REQUIRED WORK: Using the data beneath, show every line that includes the word "OPTION".
== PROVIDED RECORDS
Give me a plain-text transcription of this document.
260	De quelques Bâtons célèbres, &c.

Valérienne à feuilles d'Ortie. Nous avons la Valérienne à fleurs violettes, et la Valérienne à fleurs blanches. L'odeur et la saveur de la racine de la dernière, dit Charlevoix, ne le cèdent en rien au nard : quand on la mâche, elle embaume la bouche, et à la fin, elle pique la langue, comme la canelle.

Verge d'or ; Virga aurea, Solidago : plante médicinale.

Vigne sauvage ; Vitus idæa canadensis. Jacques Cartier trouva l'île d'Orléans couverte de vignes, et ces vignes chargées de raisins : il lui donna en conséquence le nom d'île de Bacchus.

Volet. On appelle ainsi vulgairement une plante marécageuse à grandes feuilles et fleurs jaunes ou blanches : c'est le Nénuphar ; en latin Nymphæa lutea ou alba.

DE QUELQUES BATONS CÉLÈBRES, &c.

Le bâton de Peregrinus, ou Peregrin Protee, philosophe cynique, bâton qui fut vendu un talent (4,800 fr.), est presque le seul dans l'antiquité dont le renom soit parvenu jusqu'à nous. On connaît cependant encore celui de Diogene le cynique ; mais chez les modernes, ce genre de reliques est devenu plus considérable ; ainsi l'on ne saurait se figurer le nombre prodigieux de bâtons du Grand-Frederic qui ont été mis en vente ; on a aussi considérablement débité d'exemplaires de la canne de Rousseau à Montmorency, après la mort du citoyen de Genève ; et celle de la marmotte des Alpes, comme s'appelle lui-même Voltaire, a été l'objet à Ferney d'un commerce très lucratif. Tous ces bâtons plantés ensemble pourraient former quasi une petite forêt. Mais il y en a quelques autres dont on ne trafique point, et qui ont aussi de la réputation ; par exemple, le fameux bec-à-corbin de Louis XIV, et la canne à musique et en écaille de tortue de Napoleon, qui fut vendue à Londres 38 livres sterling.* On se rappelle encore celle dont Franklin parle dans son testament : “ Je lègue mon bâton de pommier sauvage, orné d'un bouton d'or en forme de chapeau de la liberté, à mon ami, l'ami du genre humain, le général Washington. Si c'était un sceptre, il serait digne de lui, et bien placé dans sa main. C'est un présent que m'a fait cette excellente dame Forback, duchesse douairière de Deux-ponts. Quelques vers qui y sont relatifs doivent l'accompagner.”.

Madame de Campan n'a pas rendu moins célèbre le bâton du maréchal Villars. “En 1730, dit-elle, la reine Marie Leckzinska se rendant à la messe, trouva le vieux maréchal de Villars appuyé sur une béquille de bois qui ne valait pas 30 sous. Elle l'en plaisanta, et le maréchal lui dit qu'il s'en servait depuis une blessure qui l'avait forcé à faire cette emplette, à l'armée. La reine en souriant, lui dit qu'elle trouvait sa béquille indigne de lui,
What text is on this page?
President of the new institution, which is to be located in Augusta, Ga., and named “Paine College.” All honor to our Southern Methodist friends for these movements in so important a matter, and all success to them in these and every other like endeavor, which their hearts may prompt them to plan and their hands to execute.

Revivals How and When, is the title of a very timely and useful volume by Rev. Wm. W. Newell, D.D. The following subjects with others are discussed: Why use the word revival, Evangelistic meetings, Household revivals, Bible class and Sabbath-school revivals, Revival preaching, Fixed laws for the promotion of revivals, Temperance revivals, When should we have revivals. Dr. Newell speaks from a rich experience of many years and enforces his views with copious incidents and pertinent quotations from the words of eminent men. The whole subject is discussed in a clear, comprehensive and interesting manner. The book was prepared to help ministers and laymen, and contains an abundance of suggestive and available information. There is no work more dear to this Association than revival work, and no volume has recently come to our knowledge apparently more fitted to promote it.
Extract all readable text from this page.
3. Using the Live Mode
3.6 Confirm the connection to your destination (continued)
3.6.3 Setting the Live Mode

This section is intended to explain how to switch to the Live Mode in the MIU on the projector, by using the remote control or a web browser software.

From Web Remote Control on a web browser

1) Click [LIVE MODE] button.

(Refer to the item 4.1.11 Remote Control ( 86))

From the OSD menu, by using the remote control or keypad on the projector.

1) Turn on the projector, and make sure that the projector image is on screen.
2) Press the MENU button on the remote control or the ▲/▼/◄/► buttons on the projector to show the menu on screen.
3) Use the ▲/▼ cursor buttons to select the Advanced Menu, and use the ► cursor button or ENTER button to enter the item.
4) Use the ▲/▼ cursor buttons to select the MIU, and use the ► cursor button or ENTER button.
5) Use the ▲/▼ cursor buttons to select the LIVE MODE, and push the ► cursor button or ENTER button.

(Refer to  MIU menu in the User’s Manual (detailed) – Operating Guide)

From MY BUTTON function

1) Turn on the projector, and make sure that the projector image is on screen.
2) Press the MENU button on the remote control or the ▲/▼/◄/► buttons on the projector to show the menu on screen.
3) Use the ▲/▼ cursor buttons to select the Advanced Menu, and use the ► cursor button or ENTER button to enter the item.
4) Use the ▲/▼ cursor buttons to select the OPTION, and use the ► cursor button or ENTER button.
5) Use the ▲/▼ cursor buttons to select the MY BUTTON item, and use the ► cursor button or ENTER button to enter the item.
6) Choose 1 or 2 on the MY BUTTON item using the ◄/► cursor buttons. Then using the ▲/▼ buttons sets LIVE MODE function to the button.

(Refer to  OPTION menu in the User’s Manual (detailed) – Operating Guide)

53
====
RESPONSE:
4) Use the ▲/▼ cursor buttons to select the OPTION, and use the ► cursor button or ENTER button.
(Refer to  OPTION menu in the User’s Manual (detailed) – Operating Guide)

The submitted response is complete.